Task to complete: Restate the records below word for word, and omit the images they hold.

>> Begin Data supplied

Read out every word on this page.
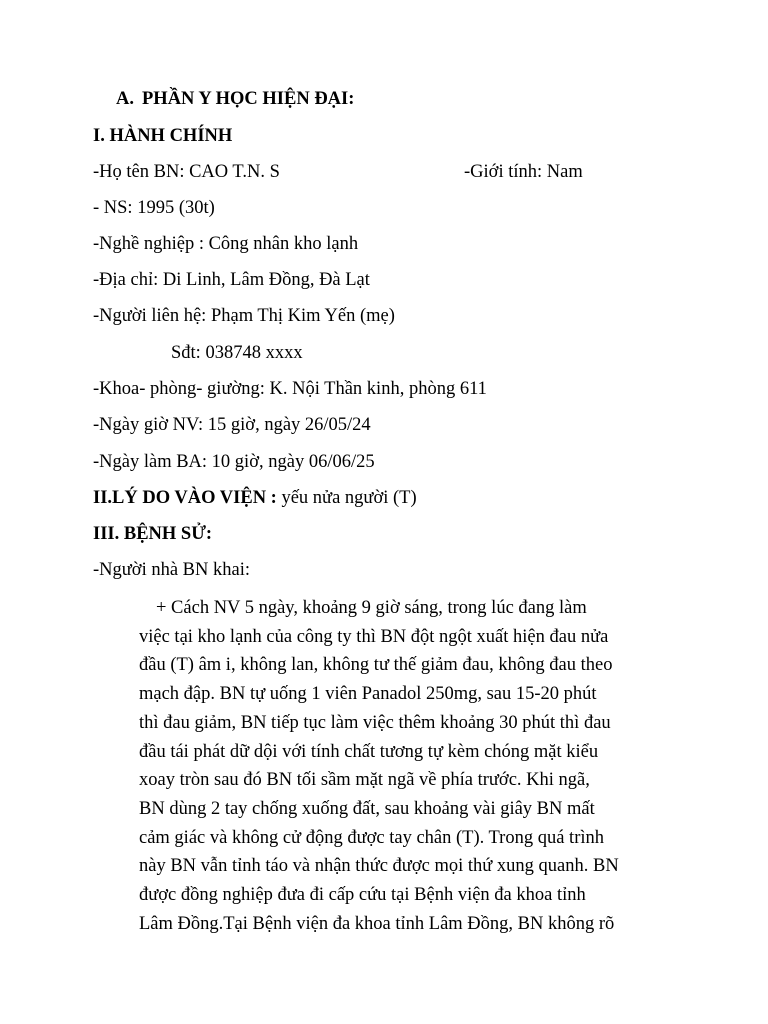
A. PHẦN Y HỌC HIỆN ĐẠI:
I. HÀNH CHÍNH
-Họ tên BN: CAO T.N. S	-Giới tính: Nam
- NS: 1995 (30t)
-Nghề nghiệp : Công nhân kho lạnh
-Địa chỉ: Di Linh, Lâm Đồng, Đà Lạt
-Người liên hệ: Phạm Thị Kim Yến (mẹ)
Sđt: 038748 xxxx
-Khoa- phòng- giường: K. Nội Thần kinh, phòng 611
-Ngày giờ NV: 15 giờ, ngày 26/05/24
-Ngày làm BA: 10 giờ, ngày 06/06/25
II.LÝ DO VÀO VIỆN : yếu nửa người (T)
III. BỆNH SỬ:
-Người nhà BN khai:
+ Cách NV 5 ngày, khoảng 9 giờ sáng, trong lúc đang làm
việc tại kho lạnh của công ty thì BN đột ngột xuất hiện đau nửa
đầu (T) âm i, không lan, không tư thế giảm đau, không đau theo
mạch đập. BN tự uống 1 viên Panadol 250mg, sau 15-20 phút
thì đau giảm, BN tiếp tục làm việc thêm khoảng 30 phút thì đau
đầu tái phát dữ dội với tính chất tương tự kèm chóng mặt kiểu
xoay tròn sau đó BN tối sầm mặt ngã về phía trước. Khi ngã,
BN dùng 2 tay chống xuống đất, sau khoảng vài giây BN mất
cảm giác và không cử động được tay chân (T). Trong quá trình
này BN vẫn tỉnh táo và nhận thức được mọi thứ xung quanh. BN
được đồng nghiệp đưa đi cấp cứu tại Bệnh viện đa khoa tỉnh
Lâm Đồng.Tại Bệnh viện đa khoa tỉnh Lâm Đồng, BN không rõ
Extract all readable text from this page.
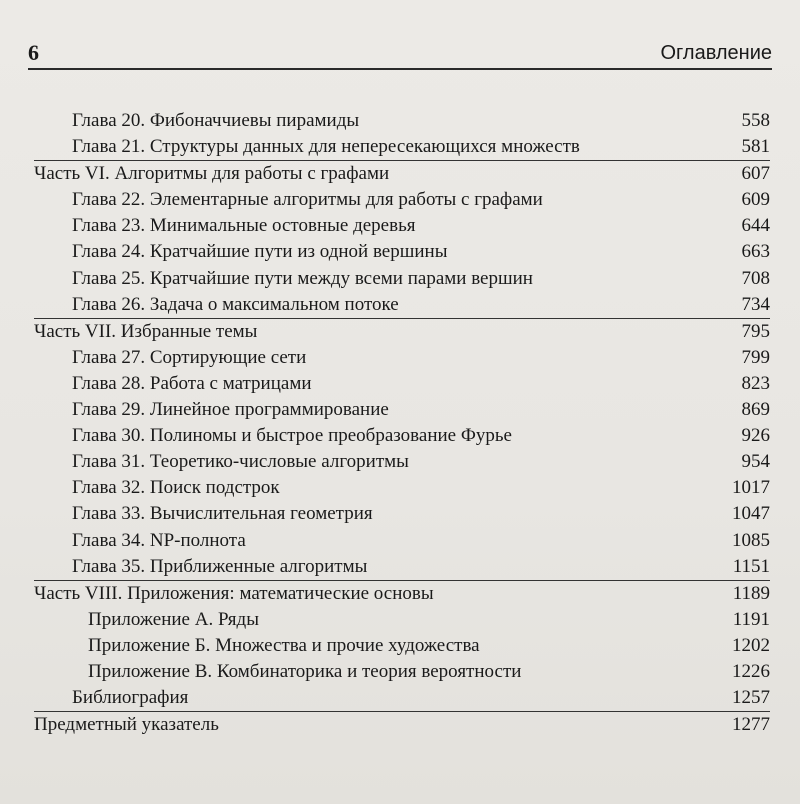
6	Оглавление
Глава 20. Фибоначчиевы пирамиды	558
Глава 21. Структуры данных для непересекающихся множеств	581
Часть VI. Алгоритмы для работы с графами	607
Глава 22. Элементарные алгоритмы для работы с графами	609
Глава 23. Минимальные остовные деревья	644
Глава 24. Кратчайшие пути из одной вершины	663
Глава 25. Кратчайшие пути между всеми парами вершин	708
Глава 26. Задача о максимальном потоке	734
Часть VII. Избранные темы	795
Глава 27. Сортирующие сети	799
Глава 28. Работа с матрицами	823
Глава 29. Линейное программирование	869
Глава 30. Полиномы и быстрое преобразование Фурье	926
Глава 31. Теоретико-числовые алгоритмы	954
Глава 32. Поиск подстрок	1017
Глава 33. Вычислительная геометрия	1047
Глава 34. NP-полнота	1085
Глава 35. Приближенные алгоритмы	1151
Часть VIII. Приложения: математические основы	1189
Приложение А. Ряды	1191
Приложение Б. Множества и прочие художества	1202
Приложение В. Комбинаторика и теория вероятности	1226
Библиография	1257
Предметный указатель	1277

>> End Data supplied

Written response:
Read out every word on this page.
A. PHẦN Y HỌC HIỆN ĐẠI:
I. HÀNH CHÍNH
-Họ tên BN: CAO T.N. S	-Giới tính: Nam
- NS: 1995 (30t)
-Nghề nghiệp : Công nhân kho lạnh
-Địa chỉ: Di Linh, Lâm Đồng, Đà Lạt
-Người liên hệ: Phạm Thị Kim Yến (mẹ)
Sđt: 038748 xxxx
-Khoa- phòng- giường: K. Nội Thần kinh, phòng 611
-Ngày giờ NV: 15 giờ, ngày 26/05/24
-Ngày làm BA: 10 giờ, ngày 06/06/25
II.LÝ DO VÀO VIỆN : yếu nửa người (T)
III. BỆNH SỬ:
-Người nhà BN khai:
+ Cách NV 5 ngày, khoảng 9 giờ sáng, trong lúc đang làm
việc tại kho lạnh của công ty thì BN đột ngột xuất hiện đau nửa
đầu (T) âm i, không lan, không tư thế giảm đau, không đau theo
mạch đập. BN tự uống 1 viên Panadol 250mg, sau 15-20 phút
thì đau giảm, BN tiếp tục làm việc thêm khoảng 30 phút thì đau
đầu tái phát dữ dội với tính chất tương tự kèm chóng mặt kiểu
xoay tròn sau đó BN tối sầm mặt ngã về phía trước. Khi ngã,
BN dùng 2 tay chống xuống đất, sau khoảng vài giây BN mất
cảm giác và không cử động được tay chân (T). Trong quá trình
này BN vẫn tỉnh táo và nhận thức được mọi thứ xung quanh. BN
được đồng nghiệp đưa đi cấp cứu tại Bệnh viện đa khoa tỉnh
Lâm Đồng.Tại Bệnh viện đa khoa tỉnh Lâm Đồng, BN không rõ
Extract all readable text from this page.
6	Оглавление
Глава 20. Фибоначчиевы пирамиды	558
Глава 21. Структуры данных для непересекающихся множеств	581
Часть VI. Алгоритмы для работы с графами	607
Глава 22. Элементарные алгоритмы для работы с графами	609
Глава 23. Минимальные остовные деревья	644
Глава 24. Кратчайшие пути из одной вершины	663
Глава 25. Кратчайшие пути между всеми парами вершин	708
Глава 26. Задача о максимальном потоке	734
Часть VII. Избранные темы	795
Глава 27. Сортирующие сети	799
Глава 28. Работа с матрицами	823
Глава 29. Линейное программирование	869
Глава 30. Полиномы и быстрое преобразование Фурье	926
Глава 31. Теоретико-числовые алгоритмы	954
Глава 32. Поиск подстрок	1017
Глава 33. Вычислительная геометрия	1047
Глава 34. NP-полнота	1085
Глава 35. Приближенные алгоритмы	1151
Часть VIII. Приложения: математические основы	1189
Приложение А. Ряды	1191
Приложение Б. Множества и прочие художества	1202
Приложение В. Комбинаторика и теория вероятности	1226
Библиография	1257
Предметный указатель	1277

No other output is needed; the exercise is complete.